*Problem:*
Reproduce the records below exactly as they appear.

Collected data
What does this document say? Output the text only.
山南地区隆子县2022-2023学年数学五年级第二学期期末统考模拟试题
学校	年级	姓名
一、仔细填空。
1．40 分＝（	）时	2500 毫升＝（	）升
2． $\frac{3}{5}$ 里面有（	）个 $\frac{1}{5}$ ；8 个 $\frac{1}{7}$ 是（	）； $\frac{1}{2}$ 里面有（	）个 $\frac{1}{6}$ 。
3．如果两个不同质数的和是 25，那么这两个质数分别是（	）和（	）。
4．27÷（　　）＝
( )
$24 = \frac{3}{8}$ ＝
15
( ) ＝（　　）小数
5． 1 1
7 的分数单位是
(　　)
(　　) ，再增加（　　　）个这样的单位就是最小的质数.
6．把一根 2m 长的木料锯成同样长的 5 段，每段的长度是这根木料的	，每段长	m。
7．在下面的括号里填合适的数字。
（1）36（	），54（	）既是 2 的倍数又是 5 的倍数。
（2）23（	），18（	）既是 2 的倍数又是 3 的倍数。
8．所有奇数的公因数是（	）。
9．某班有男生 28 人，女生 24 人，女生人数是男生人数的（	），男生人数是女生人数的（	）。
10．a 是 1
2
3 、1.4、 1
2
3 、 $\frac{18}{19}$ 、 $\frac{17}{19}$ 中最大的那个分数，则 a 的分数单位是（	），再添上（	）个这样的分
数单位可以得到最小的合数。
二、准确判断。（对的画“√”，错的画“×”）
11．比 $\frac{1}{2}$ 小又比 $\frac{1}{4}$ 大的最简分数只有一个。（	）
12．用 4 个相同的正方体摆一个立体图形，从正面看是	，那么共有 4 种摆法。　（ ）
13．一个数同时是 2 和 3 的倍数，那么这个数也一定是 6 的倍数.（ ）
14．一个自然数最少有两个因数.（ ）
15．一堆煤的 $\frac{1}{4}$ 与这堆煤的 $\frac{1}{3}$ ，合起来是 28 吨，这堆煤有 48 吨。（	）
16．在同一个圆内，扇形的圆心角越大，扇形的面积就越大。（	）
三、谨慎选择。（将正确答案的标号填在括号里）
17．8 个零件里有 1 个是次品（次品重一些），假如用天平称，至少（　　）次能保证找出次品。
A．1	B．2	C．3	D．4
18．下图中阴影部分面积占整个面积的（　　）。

*Finished task:*
What does this document say? Output the text only.
山南地区隆子县2022-2023学年数学五年级第二学期期末统考模拟试题
学校	年级	姓名
一、仔细填空。
1．40 分＝（	）时	2500 毫升＝（	）升
2． $\frac{3}{5}$ 里面有（	）个 $\frac{1}{5}$ ；8 个 $\frac{1}{7}$ 是（	）； $\frac{1}{2}$ 里面有（	）个 $\frac{1}{6}$ 。
3．如果两个不同质数的和是 25，那么这两个质数分别是（	）和（	）。
4．27÷（　　）＝
( )
$24 = \frac{3}{8}$ ＝
15
( ) ＝（　　）小数
5． 1 1
7 的分数单位是
(　　)
(　　) ，再增加（　　　）个这样的单位就是最小的质数.
6．把一根 2m 长的木料锯成同样长的 5 段，每段的长度是这根木料的	，每段长	m。
7．在下面的括号里填合适的数字。
（1）36（	），54（	）既是 2 的倍数又是 5 的倍数。
（2）23（	），18（	）既是 2 的倍数又是 3 的倍数。
8．所有奇数的公因数是（	）。
9．某班有男生 28 人，女生 24 人，女生人数是男生人数的（	），男生人数是女生人数的（	）。
10．a 是 1
2
3 、1.4、 1
2
3 、 $\frac{18}{19}$ 、 $\frac{17}{19}$ 中最大的那个分数，则 a 的分数单位是（	），再添上（	）个这样的分
数单位可以得到最小的合数。
二、准确判断。（对的画“√”，错的画“×”）
11．比 $\frac{1}{2}$ 小又比 $\frac{1}{4}$ 大的最简分数只有一个。（	）
12．用 4 个相同的正方体摆一个立体图形，从正面看是	，那么共有 4 种摆法。　（ ）
13．一个数同时是 2 和 3 的倍数，那么这个数也一定是 6 的倍数.（ ）
14．一个自然数最少有两个因数.（ ）
15．一堆煤的 $\frac{1}{4}$ 与这堆煤的 $\frac{1}{3}$ ，合起来是 28 吨，这堆煤有 48 吨。（	）
16．在同一个圆内，扇形的圆心角越大，扇形的面积就越大。（	）
三、谨慎选择。（将正确答案的标号填在括号里）
17．8 个零件里有 1 个是次品（次品重一些），假如用天平称，至少（　　）次能保证找出次品。
A．1	B．2	C．3	D．4
18．下图中阴影部分面积占整个面积的（　　）。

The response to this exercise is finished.